### [Written instruction]
Each entry must appear again exactly as it does in the source.
========================
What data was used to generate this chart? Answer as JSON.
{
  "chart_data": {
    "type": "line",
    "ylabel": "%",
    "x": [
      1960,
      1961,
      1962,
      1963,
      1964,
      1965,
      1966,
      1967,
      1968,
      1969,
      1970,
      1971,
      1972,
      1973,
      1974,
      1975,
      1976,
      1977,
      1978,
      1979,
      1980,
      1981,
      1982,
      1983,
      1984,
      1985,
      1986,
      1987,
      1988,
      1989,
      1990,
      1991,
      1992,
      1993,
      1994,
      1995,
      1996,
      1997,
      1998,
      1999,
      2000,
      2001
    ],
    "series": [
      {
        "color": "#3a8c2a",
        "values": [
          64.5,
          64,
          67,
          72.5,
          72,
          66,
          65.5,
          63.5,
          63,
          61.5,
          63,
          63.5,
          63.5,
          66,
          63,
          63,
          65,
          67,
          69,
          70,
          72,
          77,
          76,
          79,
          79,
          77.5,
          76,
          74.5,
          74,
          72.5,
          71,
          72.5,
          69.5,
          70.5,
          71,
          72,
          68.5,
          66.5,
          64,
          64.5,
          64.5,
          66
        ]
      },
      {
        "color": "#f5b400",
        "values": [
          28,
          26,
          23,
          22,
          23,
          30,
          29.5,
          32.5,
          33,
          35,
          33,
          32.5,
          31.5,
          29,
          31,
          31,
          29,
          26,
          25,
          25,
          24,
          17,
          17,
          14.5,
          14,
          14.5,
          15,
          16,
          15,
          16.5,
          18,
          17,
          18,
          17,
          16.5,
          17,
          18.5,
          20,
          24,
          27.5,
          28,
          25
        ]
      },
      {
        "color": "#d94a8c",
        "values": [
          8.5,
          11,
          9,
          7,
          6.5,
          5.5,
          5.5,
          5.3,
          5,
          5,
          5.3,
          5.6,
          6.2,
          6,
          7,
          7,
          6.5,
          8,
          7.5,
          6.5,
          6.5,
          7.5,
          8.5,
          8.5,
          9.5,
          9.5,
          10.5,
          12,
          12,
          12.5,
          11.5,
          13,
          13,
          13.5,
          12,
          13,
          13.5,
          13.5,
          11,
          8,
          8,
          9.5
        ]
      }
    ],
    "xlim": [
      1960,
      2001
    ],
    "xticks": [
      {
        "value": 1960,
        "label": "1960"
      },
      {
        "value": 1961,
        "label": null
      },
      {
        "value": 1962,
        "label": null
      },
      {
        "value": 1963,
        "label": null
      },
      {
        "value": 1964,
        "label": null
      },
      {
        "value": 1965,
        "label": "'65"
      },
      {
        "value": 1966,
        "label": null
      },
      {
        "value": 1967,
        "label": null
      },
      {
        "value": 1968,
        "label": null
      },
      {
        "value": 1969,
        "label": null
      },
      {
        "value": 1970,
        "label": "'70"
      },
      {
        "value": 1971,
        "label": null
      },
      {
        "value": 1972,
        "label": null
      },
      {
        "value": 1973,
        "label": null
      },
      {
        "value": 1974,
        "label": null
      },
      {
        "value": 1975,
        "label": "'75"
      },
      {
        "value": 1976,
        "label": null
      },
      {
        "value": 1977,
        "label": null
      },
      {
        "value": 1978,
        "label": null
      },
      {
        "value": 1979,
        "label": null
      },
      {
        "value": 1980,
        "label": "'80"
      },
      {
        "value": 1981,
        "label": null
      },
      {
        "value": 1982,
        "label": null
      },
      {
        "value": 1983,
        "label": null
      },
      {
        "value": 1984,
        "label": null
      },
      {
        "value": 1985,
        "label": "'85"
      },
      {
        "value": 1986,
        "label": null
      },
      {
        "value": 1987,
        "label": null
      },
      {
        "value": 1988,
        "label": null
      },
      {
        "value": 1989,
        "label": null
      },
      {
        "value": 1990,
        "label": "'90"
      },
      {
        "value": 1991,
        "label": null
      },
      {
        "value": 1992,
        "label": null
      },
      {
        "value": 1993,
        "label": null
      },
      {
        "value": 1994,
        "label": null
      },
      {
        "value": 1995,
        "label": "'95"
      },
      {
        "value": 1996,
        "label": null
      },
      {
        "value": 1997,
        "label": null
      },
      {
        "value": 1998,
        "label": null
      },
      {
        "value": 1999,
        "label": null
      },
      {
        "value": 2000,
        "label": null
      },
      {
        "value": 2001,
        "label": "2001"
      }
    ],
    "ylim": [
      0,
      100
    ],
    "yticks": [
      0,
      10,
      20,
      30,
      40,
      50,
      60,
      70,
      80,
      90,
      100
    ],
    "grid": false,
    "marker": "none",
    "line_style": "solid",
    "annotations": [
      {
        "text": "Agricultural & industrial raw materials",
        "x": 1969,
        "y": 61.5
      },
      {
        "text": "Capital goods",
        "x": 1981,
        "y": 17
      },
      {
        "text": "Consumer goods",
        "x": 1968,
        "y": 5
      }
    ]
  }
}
========================
### [Exercise result]
What data was used to generate this chart? Answer as JSON.
{
  "chart_data": {
    "type": "line",
    "ylabel": "%",
    "x": [
      1960,
      1961,
      1962,
      1963,
      1964,
      1965,
      1966,
      1967,
      1968,
      1969,
      1970,
      1971,
      1972,
      1973,
      1974,
      1975,
      1976,
      1977,
      1978,
      1979,
      1980,
      1981,
      1982,
      1983,
      1984,
      1985,
      1986,
      1987,
      1988,
      1989,
      1990,
      1991,
      1992,
      1993,
      1994,
      1995,
      1996,
      1997,
      1998,
      1999,
      2000,
      2001
    ],
    "series": [
      {
        "color": "#3a8c2a",
        "values": [
          64.5,
          64,
          67,
          72.5,
          72,
          66,
          65.5,
          63.5,
          63,
          61.5,
          63,
          63.5,
          63.5,
          66,
          63,
          63,
          65,
          67,
          69,
          70,
          72,
          77,
          76,
          79,
          79,
          77.5,
          76,
          74.5,
          74,
          72.5,
          71,
          72.5,
          69.5,
          70.5,
          71,
          72,
          68.5,
          66.5,
          64,
          64.5,
          64.5,
          66
        ]
      },
      {
        "color": "#f5b400",
        "values": [
          28,
          26,
          23,
          22,
          23,
          30,
          29.5,
          32.5,
          33,
          35,
          33,
          32.5,
          31.5,
          29,
          31,
          31,
          29,
          26,
          25,
          25,
          24,
          17,
          17,
          14.5,
          14,
          14.5,
          15,
          16,
          15,
          16.5,
          18,
          17,
          18,
          17,
          16.5,
          17,
          18.5,
          20,
          24,
          27.5,
          28,
          25
        ]
      },
      {
        "color": "#d94a8c",
        "values": [
          8.5,
          11,
          9,
          7,
          6.5,
          5.5,
          5.5,
          5.3,
          5,
          5,
          5.3,
          5.6,
          6.2,
          6,
          7,
          7,
          6.5,
          8,
          7.5,
          6.5,
          6.5,
          7.5,
          8.5,
          8.5,
          9.5,
          9.5,
          10.5,
          12,
          12,
          12.5,
          11.5,
          13,
          13,
          13.5,
          12,
          13,
          13.5,
          13.5,
          11,
          8,
          8,
          9.5
        ]
      }
    ],
    "xlim": [
      1960,
      2001
    ],
    "xticks": [
      {
        "value": 1960,
        "label": "1960"
      },
      {
        "value": 1961,
        "label": null
      },
      {
        "value": 1962,
        "label": null
      },
      {
        "value": 1963,
        "label": null
      },
      {
        "value": 1964,
        "label": null
      },
      {
        "value": 1965,
        "label": "'65"
      },
      {
        "value": 1966,
        "label": null
      },
      {
        "value": 1967,
        "label": null
      },
      {
        "value": 1968,
        "label": null
      },
      {
        "value": 1969,
        "label": null
      },
      {
        "value": 1970,
        "label": "'70"
      },
      {
        "value": 1971,
        "label": null
      },
      {
        "value": 1972,
        "label": null
      },
      {
        "value": 1973,
        "label": null
      },
      {
        "value": 1974,
        "label": null
      },
      {
        "value": 1975,
        "label": "'75"
      },
      {
        "value": 1976,
        "label": null
      },
      {
        "value": 1977,
        "label": null
      },
      {
        "value": 1978,
        "label": null
      },
      {
        "value": 1979,
        "label": null
      },
      {
        "value": 1980,
        "label": "'80"
      },
      {
        "value": 1981,
        "label": null
      },
      {
        "value": 1982,
        "label": null
      },
      {
        "value": 1983,
        "label": null
      },
      {
        "value": 1984,
        "label": null
      },
      {
        "value": 1985,
        "label": "'85"
      },
      {
        "value": 1986,
        "label": null
      },
      {
        "value": 1987,
        "label": null
      },
      {
        "value": 1988,
        "label": null
      },
      {
        "value": 1989,
        "label": null
      },
      {
        "value": 1990,
        "label": "'90"
      },
      {
        "value": 1991,
        "label": null
      },
      {
        "value": 1992,
        "label": null
      },
      {
        "value": 1993,
        "label": null
      },
      {
        "value": 1994,
        "label": null
      },
      {
        "value": 1995,
        "label": "'95"
      },
      {
        "value": 1996,
        "label": null
      },
      {
        "value": 1997,
        "label": null
      },
      {
        "value": 1998,
        "label": null
      },
      {
        "value": 1999,
        "label": null
      },
      {
        "value": 2000,
        "label": null
      },
      {
        "value": 2001,
        "label": "2001"
      }
    ],
    "ylim": [
      0,
      100
    ],
    "yticks": [
      0,
      10,
      20,
      30,
      40,
      50,
      60,
      70,
      80,
      90,
      100
    ],
    "grid": false,
    "marker": "none",
    "line_style": "solid",
    "annotations": [
      {
        "text": "Agricultural & industrial raw materials",
        "x": 1969,
        "y": 61.5
      },
      {
        "text": "Capital goods",
        "x": 1981,
        "y": 17
      },
      {
        "text": "Consumer goods",
        "x": 1968,
        "y": 5
      }
    ]
  }
}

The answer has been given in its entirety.